##### Given data #####
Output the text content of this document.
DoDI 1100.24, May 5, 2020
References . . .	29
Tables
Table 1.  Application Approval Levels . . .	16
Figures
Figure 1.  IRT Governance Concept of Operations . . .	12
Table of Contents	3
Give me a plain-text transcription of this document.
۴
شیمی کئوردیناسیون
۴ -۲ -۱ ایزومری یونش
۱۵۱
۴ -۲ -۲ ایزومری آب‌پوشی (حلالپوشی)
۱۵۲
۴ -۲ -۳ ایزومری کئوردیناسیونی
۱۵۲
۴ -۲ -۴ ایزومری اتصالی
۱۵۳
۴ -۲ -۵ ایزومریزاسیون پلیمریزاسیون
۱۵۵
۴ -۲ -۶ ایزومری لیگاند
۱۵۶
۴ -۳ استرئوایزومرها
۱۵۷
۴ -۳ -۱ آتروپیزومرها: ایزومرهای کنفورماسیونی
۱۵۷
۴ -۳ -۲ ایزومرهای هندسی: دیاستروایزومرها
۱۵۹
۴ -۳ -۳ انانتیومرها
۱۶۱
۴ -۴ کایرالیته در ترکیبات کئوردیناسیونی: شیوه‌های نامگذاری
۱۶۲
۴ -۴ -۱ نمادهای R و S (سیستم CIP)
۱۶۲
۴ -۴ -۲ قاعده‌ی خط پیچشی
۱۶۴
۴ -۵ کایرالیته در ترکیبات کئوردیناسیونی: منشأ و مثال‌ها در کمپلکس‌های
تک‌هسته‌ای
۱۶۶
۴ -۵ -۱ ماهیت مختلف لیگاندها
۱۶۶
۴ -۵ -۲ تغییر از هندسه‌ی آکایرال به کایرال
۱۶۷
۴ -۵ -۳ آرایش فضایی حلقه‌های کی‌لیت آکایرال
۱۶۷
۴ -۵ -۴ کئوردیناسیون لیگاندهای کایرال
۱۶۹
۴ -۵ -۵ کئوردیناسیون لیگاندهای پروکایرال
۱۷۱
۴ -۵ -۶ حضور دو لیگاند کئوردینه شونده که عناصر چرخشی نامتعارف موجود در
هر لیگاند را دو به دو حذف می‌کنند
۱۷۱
#####
## Challenge:
Give back, unchanged, every line from the one with "Give me a plain-text" to the end of the entries above.

## The output:
Give me a plain-text transcription of this document.
۴
شیمی کئوردیناسیون
۴ -۲ -۱ ایزومری یونش
۱۵۱
۴ -۲ -۲ ایزومری آب‌پوشی (حلالپوشی)
۱۵۲
۴ -۲ -۳ ایزومری کئوردیناسیونی
۱۵۲
۴ -۲ -۴ ایزومری اتصالی
۱۵۳
۴ -۲ -۵ ایزومریزاسیون پلیمریزاسیون
۱۵۵
۴ -۲ -۶ ایزومری لیگاند
۱۵۶
۴ -۳ استرئوایزومرها
۱۵۷
۴ -۳ -۱ آتروپیزومرها: ایزومرهای کنفورماسیونی
۱۵۷
۴ -۳ -۲ ایزومرهای هندسی: دیاستروایزومرها
۱۵۹
۴ -۳ -۳ انانتیومرها
۱۶۱
۴ -۴ کایرالیته در ترکیبات کئوردیناسیونی: شیوه‌های نامگذاری
۱۶۲
۴ -۴ -۱ نمادهای R و S (سیستم CIP)
۱۶۲
۴ -۴ -۲ قاعده‌ی خط پیچشی
۱۶۴
۴ -۵ کایرالیته در ترکیبات کئوردیناسیونی: منشأ و مثال‌ها در کمپلکس‌های
تک‌هسته‌ای
۱۶۶
۴ -۵ -۱ ماهیت مختلف لیگاندها
۱۶۶
۴ -۵ -۲ تغییر از هندسه‌ی آکایرال به کایرال
۱۶۷
۴ -۵ -۳ آرایش فضایی حلقه‌های کی‌لیت آکایرال
۱۶۷
۴ -۵ -۴ کئوردیناسیون لیگاندهای کایرال
۱۶۹
۴ -۵ -۵ کئوردیناسیون لیگاندهای پروکایرال
۱۷۱
۴ -۵ -۶ حضور دو لیگاند کئوردینه شونده که عناصر چرخشی نامتعارف موجود در
هر لیگاند را دو به دو حذف می‌کنند
۱۷۱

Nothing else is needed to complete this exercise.